Return the full material exactly.
►
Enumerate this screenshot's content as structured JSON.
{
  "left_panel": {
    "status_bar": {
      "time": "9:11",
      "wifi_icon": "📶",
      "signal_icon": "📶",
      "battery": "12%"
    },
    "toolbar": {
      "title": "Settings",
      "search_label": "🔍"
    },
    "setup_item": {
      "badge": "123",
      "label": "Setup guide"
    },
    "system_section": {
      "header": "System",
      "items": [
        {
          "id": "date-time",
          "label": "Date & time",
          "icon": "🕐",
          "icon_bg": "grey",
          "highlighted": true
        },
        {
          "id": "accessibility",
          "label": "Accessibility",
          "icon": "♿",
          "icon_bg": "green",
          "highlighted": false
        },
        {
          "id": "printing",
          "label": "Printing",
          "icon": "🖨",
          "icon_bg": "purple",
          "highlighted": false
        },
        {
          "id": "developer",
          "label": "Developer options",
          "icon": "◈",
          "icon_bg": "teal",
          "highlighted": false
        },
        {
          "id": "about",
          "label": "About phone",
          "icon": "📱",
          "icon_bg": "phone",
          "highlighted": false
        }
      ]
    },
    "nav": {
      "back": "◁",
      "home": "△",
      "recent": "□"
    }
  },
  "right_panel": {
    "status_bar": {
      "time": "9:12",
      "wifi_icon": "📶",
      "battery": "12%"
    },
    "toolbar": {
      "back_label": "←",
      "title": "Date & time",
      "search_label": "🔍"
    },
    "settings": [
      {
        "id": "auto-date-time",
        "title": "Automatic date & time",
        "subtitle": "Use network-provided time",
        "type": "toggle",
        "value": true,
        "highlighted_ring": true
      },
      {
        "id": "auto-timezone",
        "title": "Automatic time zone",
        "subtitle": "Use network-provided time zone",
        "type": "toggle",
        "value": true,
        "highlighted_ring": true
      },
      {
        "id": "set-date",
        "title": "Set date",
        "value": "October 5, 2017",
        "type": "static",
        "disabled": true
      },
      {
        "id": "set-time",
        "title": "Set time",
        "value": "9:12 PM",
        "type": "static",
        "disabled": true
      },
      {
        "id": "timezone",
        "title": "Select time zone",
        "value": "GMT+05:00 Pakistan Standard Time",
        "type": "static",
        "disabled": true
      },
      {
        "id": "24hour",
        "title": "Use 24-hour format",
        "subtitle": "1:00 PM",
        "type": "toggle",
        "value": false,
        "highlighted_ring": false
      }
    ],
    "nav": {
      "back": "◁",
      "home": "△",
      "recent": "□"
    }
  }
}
◄
## EXERCISE RESULT
Enumerate this screenshot's content as structured JSON.
{
  "left_panel": {
    "status_bar": {
      "time": "9:11",
      "wifi_icon": "📶",
      "signal_icon": "📶",
      "battery": "12%"
    },
    "toolbar": {
      "title": "Settings",
      "search_label": "🔍"
    },
    "setup_item": {
      "badge": "123",
      "label": "Setup guide"
    },
    "system_section": {
      "header": "System",
      "items": [
        {
          "id": "date-time",
          "label": "Date & time",
          "icon": "🕐",
          "icon_bg": "grey",
          "highlighted": true
        },
        {
          "id": "accessibility",
          "label": "Accessibility",
          "icon": "♿",
          "icon_bg": "green",
          "highlighted": false
        },
        {
          "id": "printing",
          "label": "Printing",
          "icon": "🖨",
          "icon_bg": "purple",
          "highlighted": false
        },
        {
          "id": "developer",
          "label": "Developer options",
          "icon": "◈",
          "icon_bg": "teal",
          "highlighted": false
        },
        {
          "id": "about",
          "label": "About phone",
          "icon": "📱",
          "icon_bg": "phone",
          "highlighted": false
        }
      ]
    },
    "nav": {
      "back": "◁",
      "home": "△",
      "recent": "□"
    }
  },
  "right_panel": {
    "status_bar": {
      "time": "9:12",
      "wifi_icon": "📶",
      "battery": "12%"
    },
    "toolbar": {
      "back_label": "←",
      "title": "Date & time",
      "search_label": "🔍"
    },
    "settings": [
      {
        "id": "auto-date-time",
        "title": "Automatic date & time",
        "subtitle": "Use network-provided time",
        "type": "toggle",
        "value": true,
        "highlighted_ring": true
      },
      {
        "id": "auto-timezone",
        "title": "Automatic time zone",
        "subtitle": "Use network-provided time zone",
        "type": "toggle",
        "value": true,
        "highlighted_ring": true
      },
      {
        "id": "set-date",
        "title": "Set date",
        "value": "October 5, 2017",
        "type": "static",
        "disabled": true
      },
      {
        "id": "set-time",
        "title": "Set time",
        "value": "9:12 PM",
        "type": "static",
        "disabled": true
      },
      {
        "id": "timezone",
        "title": "Select time zone",
        "value": "GMT+05:00 Pakistan Standard Time",
        "type": "static",
        "disabled": true
      },
      {
        "id": "24hour",
        "title": "Use 24-hour format",
        "subtitle": "1:00 PM",
        "type": "toggle",
        "value": false,
        "highlighted_ring": false
      }
    ],
    "nav": {
      "back": "◁",
      "home": "△",
      "recent": "□"
    }
  }
}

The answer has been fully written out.